Start of Data for the task
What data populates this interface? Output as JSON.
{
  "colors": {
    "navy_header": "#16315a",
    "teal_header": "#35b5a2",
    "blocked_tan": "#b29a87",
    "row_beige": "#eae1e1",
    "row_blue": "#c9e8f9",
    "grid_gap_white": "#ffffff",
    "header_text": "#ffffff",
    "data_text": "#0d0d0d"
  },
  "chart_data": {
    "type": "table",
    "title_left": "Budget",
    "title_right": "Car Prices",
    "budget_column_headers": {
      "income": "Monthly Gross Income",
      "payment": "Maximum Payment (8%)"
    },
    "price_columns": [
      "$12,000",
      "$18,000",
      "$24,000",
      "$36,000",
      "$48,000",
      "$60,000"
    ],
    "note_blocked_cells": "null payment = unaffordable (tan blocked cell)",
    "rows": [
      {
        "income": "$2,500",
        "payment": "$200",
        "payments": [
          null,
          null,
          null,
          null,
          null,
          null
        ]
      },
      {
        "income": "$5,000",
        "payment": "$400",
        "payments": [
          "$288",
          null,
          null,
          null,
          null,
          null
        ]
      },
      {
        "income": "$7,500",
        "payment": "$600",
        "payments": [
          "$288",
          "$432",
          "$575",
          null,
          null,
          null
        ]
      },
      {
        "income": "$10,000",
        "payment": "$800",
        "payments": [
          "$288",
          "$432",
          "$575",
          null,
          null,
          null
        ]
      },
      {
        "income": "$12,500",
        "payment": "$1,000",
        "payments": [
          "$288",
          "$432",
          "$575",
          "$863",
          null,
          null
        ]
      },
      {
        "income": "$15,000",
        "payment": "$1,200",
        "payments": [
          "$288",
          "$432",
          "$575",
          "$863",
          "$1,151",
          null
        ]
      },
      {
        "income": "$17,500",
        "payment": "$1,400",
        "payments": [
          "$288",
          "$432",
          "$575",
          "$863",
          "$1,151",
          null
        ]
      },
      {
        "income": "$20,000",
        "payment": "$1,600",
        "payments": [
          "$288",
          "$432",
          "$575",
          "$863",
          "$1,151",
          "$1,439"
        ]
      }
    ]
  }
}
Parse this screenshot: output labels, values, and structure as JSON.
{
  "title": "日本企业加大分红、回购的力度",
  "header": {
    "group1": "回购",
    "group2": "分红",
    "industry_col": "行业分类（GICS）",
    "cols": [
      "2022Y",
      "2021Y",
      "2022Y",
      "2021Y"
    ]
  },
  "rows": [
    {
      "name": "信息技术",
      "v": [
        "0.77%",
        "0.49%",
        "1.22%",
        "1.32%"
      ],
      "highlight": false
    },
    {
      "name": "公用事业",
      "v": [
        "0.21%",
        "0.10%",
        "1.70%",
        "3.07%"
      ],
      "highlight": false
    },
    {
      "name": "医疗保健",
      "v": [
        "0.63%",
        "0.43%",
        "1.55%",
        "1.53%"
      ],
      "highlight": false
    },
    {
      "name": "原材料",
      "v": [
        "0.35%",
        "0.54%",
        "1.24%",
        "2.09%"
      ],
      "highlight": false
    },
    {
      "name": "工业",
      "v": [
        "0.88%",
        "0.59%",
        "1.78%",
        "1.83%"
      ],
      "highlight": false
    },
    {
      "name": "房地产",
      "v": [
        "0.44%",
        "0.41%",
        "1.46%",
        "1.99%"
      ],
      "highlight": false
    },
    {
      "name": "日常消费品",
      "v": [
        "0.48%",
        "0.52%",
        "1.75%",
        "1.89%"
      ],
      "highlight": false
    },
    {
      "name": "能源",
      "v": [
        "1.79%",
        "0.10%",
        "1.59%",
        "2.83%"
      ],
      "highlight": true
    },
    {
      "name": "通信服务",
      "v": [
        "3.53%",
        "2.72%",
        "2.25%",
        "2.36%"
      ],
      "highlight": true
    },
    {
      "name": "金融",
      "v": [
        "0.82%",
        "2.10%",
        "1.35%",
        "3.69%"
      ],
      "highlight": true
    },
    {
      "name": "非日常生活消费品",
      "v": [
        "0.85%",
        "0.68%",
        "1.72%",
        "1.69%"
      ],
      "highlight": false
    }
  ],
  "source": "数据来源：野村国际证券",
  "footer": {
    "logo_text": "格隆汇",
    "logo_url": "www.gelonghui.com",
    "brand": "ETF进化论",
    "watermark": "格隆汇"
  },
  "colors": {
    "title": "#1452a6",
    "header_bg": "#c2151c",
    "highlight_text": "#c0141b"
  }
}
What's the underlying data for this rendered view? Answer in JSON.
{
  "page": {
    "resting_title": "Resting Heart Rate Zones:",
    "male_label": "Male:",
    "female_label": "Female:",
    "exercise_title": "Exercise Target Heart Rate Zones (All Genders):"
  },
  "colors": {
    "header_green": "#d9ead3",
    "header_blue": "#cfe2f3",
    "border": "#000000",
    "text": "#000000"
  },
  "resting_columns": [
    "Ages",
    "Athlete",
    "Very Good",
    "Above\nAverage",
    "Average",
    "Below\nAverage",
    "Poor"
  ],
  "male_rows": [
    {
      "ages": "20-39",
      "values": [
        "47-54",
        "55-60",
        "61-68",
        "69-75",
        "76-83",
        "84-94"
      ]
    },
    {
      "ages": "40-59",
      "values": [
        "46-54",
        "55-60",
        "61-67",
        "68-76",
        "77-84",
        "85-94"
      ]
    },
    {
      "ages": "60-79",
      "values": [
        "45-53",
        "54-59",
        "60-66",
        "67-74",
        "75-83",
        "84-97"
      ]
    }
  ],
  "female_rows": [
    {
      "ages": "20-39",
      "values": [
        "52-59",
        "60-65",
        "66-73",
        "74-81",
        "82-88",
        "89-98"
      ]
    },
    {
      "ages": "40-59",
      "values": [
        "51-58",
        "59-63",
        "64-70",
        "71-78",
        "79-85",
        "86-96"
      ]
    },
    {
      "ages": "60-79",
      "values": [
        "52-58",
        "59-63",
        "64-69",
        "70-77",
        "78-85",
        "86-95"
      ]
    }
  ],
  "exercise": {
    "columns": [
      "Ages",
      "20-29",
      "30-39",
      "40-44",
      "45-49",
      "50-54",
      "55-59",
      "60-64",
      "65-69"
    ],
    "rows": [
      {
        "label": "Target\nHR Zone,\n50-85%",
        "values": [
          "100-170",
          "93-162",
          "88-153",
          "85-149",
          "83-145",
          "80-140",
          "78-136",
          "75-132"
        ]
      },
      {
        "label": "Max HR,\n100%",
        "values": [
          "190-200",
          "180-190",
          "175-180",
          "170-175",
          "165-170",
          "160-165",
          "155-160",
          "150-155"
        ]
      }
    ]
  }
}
End of Data for the task
**Task prompt**
Word for word, quote all of the data above.

**Response to this exercise**
What data populates this interface? Output as JSON.
{
  "colors": {
    "navy_header": "#16315a",
    "teal_header": "#35b5a2",
    "blocked_tan": "#b29a87",
    "row_beige": "#eae1e1",
    "row_blue": "#c9e8f9",
    "grid_gap_white": "#ffffff",
    "header_text": "#ffffff",
    "data_text": "#0d0d0d"
  },
  "chart_data": {
    "type": "table",
    "title_left": "Budget",
    "title_right": "Car Prices",
    "budget_column_headers": {
      "income": "Monthly Gross Income",
      "payment": "Maximum Payment (8%)"
    },
    "price_columns": [
      "$12,000",
      "$18,000",
      "$24,000",
      "$36,000",
      "$48,000",
      "$60,000"
    ],
    "note_blocked_cells": "null payment = unaffordable (tan blocked cell)",
    "rows": [
      {
        "income": "$2,500",
        "payment": "$200",
        "payments": [
          null,
          null,
          null,
          null,
          null,
          null
        ]
      },
      {
        "income": "$5,000",
        "payment": "$400",
        "payments": [
          "$288",
          null,
          null,
          null,
          null,
          null
        ]
      },
      {
        "income": "$7,500",
        "payment": "$600",
        "payments": [
          "$288",
          "$432",
          "$575",
          null,
          null,
          null
        ]
      },
      {
        "income": "$10,000",
        "payment": "$800",
        "payments": [
          "$288",
          "$432",
          "$575",
          null,
          null,
          null
        ]
      },
      {
        "income": "$12,500",
        "payment": "$1,000",
        "payments": [
          "$288",
          "$432",
          "$575",
          "$863",
          null,
          null
        ]
      },
      {
        "income": "$15,000",
        "payment": "$1,200",
        "payments": [
          "$288",
          "$432",
          "$575",
          "$863",
          "$1,151",
          null
        ]
      },
      {
        "income": "$17,500",
        "payment": "$1,400",
        "payments": [
          "$288",
          "$432",
          "$575",
          "$863",
          "$1,151",
          null
        ]
      },
      {
        "income": "$20,000",
        "payment": "$1,600",
        "payments": [
          "$288",
          "$432",
          "$575",
          "$863",
          "$1,151",
          "$1,439"
        ]
      }
    ]
  }
}
Parse this screenshot: output labels, values, and structure as JSON.
{
  "title": "日本企业加大分红、回购的力度",
  "header": {
    "group1": "回购",
    "group2": "分红",
    "industry_col": "行业分类（GICS）",
    "cols": [
      "2022Y",
      "2021Y",
      "2022Y",
      "2021Y"
    ]
  },
  "rows": [
    {
      "name": "信息技术",
      "v": [
        "0.77%",
        "0.49%",
        "1.22%",
        "1.32%"
      ],
      "highlight": false
    },
    {
      "name": "公用事业",
      "v": [
        "0.21%",
        "0.10%",
        "1.70%",
        "3.07%"
      ],
      "highlight": false
    },
    {
      "name": "医疗保健",
      "v": [
        "0.63%",
        "0.43%",
        "1.55%",
        "1.53%"
      ],
      "highlight": false
    },
    {
      "name": "原材料",
      "v": [
        "0.35%",
        "0.54%",
        "1.24%",
        "2.09%"
      ],
      "highlight": false
    },
    {
      "name": "工业",
      "v": [
        "0.88%",
        "0.59%",
        "1.78%",
        "1.83%"
      ],
      "highlight": false
    },
    {
      "name": "房地产",
      "v": [
        "0.44%",
        "0.41%",
        "1.46%",
        "1.99%"
      ],
      "highlight": false
    },
    {
      "name": "日常消费品",
      "v": [
        "0.48%",
        "0.52%",
        "1.75%",
        "1.89%"
      ],
      "highlight": false
    },
    {
      "name": "能源",
      "v": [
        "1.79%",
        "0.10%",
        "1.59%",
        "2.83%"
      ],
      "highlight": true
    },
    {
      "name": "通信服务",
      "v": [
        "3.53%",
        "2.72%",
        "2.25%",
        "2.36%"
      ],
      "highlight": true
    },
    {
      "name": "金融",
      "v": [
        "0.82%",
        "2.10%",
        "1.35%",
        "3.69%"
      ],
      "highlight": true
    },
    {
      "name": "非日常生活消费品",
      "v": [
        "0.85%",
        "0.68%",
        "1.72%",
        "1.69%"
      ],
      "highlight": false
    }
  ],
  "source": "数据来源：野村国际证券",
  "footer": {
    "logo_text": "格隆汇",
    "logo_url": "www.gelonghui.com",
    "brand": "ETF进化论",
    "watermark": "格隆汇"
  },
  "colors": {
    "title": "#1452a6",
    "header_bg": "#c2151c",
    "highlight_text": "#c0141b"
  }
}
What's the underlying data for this rendered view? Answer in JSON.
{
  "page": {
    "resting_title": "Resting Heart Rate Zones:",
    "male_label": "Male:",
    "female_label": "Female:",
    "exercise_title": "Exercise Target Heart Rate Zones (All Genders):"
  },
  "colors": {
    "header_green": "#d9ead3",
    "header_blue": "#cfe2f3",
    "border": "#000000",
    "text": "#000000"
  },
  "resting_columns": [
    "Ages",
    "Athlete",
    "Very Good",
    "Above\nAverage",
    "Average",
    "Below\nAverage",
    "Poor"
  ],
  "male_rows": [
    {
      "ages": "20-39",
      "values": [
        "47-54",
        "55-60",
        "61-68",
        "69-75",
        "76-83",
        "84-94"
      ]
    },
    {
      "ages": "40-59",
      "values": [
        "46-54",
        "55-60",
        "61-67",
        "68-76",
        "77-84",
        "85-94"
      ]
    },
    {
      "ages": "60-79",
      "values": [
        "45-53",
        "54-59",
        "60-66",
        "67-74",
        "75-83",
        "84-97"
      ]
    }
  ],
  "female_rows": [
    {
      "ages": "20-39",
      "values": [
        "52-59",
        "60-65",
        "66-73",
        "74-81",
        "82-88",
        "89-98"
      ]
    },
    {
      "ages": "40-59",
      "values": [
        "51-58",
        "59-63",
        "64-70",
        "71-78",
        "79-85",
        "86-96"
      ]
    },
    {
      "ages": "60-79",
      "values": [
        "52-58",
        "59-63",
        "64-69",
        "70-77",
        "78-85",
        "86-95"
      ]
    }
  ],
  "exercise": {
    "columns": [
      "Ages",
      "20-29",
      "30-39",
      "40-44",
      "45-49",
      "50-54",
      "55-59",
      "60-64",
      "65-69"
    ],
    "rows": [
      {
        "label": "Target\nHR Zone,\n50-85%",
        "values": [
          "100-170",
          "93-162",
          "88-153",
          "85-149",
          "83-145",
          "80-140",
          "78-136",
          "75-132"
        ]
      },
      {
        "label": "Max HR,\n100%",
        "values": [
          "190-200",
          "180-190",
          "175-180",
          "170-175",
          "165-170",
          "160-165",
          "155-160",
          "150-155"
        ]
      }
    ]
  }
}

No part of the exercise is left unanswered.